Figure record extracts
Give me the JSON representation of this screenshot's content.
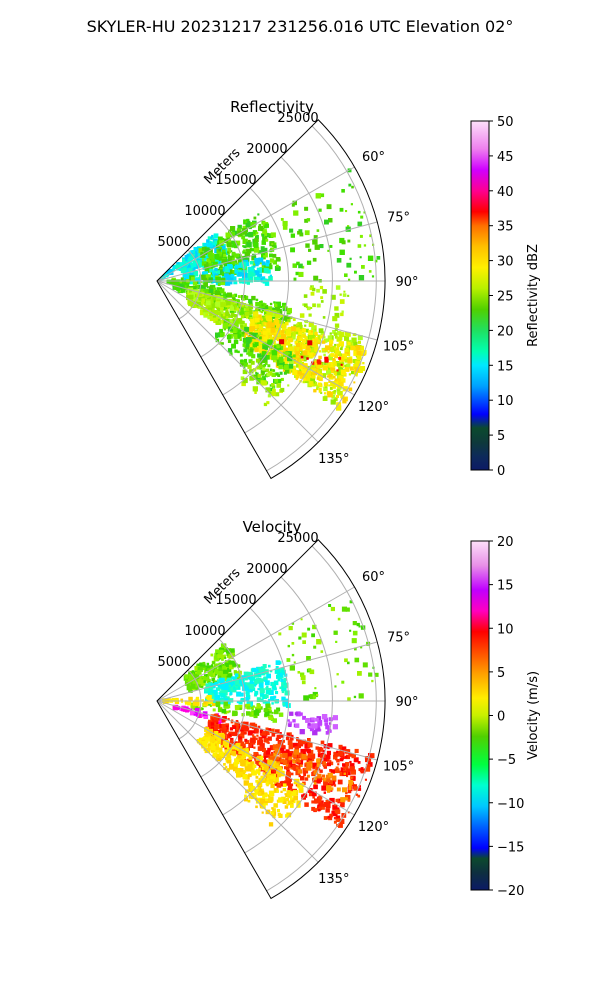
{
  "figure": {
    "suptitle": "SKYLER-HU  20231217  231256.016 UTC Elevation 02°"
  },
  "chart_data": [
    {
      "type": "heatmap",
      "projection": "polar-sector",
      "title": "Reflectivity",
      "range_label": "Meters",
      "range_ticks": [
        5000,
        10000,
        15000,
        20000,
        25000
      ],
      "azimuth_range_deg": [
        45,
        150
      ],
      "azimuth_ticks": [
        "60°",
        "75°",
        "90°",
        "105°",
        "120°",
        "135°"
      ],
      "grid": true,
      "colorbar": {
        "label": "Reflectivity dBZ",
        "vmin": 0,
        "vmax": 50,
        "ticks": [
          "0",
          "5",
          "10",
          "15",
          "20",
          "25",
          "30",
          "35",
          "40",
          "45",
          "50"
        ]
      }
    },
    {
      "type": "heatmap",
      "projection": "polar-sector",
      "title": "Velocity",
      "range_label": "Meters",
      "range_ticks": [
        5000,
        10000,
        15000,
        20000,
        25000
      ],
      "azimuth_range_deg": [
        45,
        150
      ],
      "azimuth_ticks": [
        "60°",
        "75°",
        "90°",
        "105°",
        "120°",
        "135°"
      ],
      "grid": true,
      "colorbar": {
        "label": "Velocity (m/s)",
        "vmin": -20,
        "vmax": 20,
        "ticks": [
          "−20",
          "−15",
          "−10",
          "−5",
          "0",
          "5",
          "10",
          "15",
          "20"
        ]
      }
    }
  ]
}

§ **DESCRIPTION OF THE TASK**: Omit the pictures, and quote the material above exactly as given.

§ **SOLUTION TO THE PROBLEM**:
Give me the JSON representation of this screenshot's content.
{
  "figure": {
    "suptitle": "SKYLER-HU  20231217  231256.016 UTC Elevation 02°"
  },
  "chart_data": [
    {
      "type": "heatmap",
      "projection": "polar-sector",
      "title": "Reflectivity",
      "range_label": "Meters",
      "range_ticks": [
        5000,
        10000,
        15000,
        20000,
        25000
      ],
      "azimuth_range_deg": [
        45,
        150
      ],
      "azimuth_ticks": [
        "60°",
        "75°",
        "90°",
        "105°",
        "120°",
        "135°"
      ],
      "grid": true,
      "colorbar": {
        "label": "Reflectivity dBZ",
        "vmin": 0,
        "vmax": 50,
        "ticks": [
          "0",
          "5",
          "10",
          "15",
          "20",
          "25",
          "30",
          "35",
          "40",
          "45",
          "50"
        ]
      }
    },
    {
      "type": "heatmap",
      "projection": "polar-sector",
      "title": "Velocity",
      "range_label": "Meters",
      "range_ticks": [
        5000,
        10000,
        15000,
        20000,
        25000
      ],
      "azimuth_range_deg": [
        45,
        150
      ],
      "azimuth_ticks": [
        "60°",
        "75°",
        "90°",
        "105°",
        "120°",
        "135°"
      ],
      "grid": true,
      "colorbar": {
        "label": "Velocity (m/s)",
        "vmin": -20,
        "vmax": 20,
        "ticks": [
          "−20",
          "−15",
          "−10",
          "−5",
          "0",
          "5",
          "10",
          "15",
          "20"
        ]
      }
    }
  ]
}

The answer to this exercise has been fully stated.